==== The data
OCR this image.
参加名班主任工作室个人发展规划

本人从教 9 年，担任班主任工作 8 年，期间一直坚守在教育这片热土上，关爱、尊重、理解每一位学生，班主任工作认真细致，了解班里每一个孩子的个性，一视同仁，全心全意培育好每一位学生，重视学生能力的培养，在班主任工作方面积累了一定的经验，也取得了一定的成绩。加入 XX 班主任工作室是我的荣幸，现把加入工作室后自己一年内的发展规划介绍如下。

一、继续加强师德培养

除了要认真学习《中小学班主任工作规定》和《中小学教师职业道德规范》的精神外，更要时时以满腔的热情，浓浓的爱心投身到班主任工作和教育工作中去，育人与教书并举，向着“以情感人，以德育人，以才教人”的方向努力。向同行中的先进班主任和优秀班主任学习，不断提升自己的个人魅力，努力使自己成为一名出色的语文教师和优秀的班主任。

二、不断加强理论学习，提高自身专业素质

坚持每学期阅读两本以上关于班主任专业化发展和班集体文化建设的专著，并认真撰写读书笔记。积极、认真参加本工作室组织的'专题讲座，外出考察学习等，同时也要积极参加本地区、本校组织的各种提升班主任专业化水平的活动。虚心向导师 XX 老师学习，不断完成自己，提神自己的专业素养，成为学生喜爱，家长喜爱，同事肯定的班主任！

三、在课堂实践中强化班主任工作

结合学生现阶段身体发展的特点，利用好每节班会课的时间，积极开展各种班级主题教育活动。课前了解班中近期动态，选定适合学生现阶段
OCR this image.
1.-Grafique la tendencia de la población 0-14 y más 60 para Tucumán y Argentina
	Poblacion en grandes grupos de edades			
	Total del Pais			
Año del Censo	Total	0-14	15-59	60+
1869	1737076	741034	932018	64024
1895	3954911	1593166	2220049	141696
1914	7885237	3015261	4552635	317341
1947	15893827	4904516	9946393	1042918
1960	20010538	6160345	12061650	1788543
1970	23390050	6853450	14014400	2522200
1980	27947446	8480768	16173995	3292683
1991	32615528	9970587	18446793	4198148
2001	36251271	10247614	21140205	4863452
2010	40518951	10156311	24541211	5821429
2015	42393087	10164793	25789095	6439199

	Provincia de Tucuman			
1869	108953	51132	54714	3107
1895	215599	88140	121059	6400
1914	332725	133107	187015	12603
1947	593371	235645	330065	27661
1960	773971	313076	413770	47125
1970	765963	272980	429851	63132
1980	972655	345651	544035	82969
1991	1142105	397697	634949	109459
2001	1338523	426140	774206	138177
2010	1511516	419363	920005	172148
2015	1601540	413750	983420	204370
========
(Exercise requirements) Go through the data and gather every line that holds "Total".

(Output of the exercise)
	Total del Pais			
Año del Censo	Total	0-14	15-59	60+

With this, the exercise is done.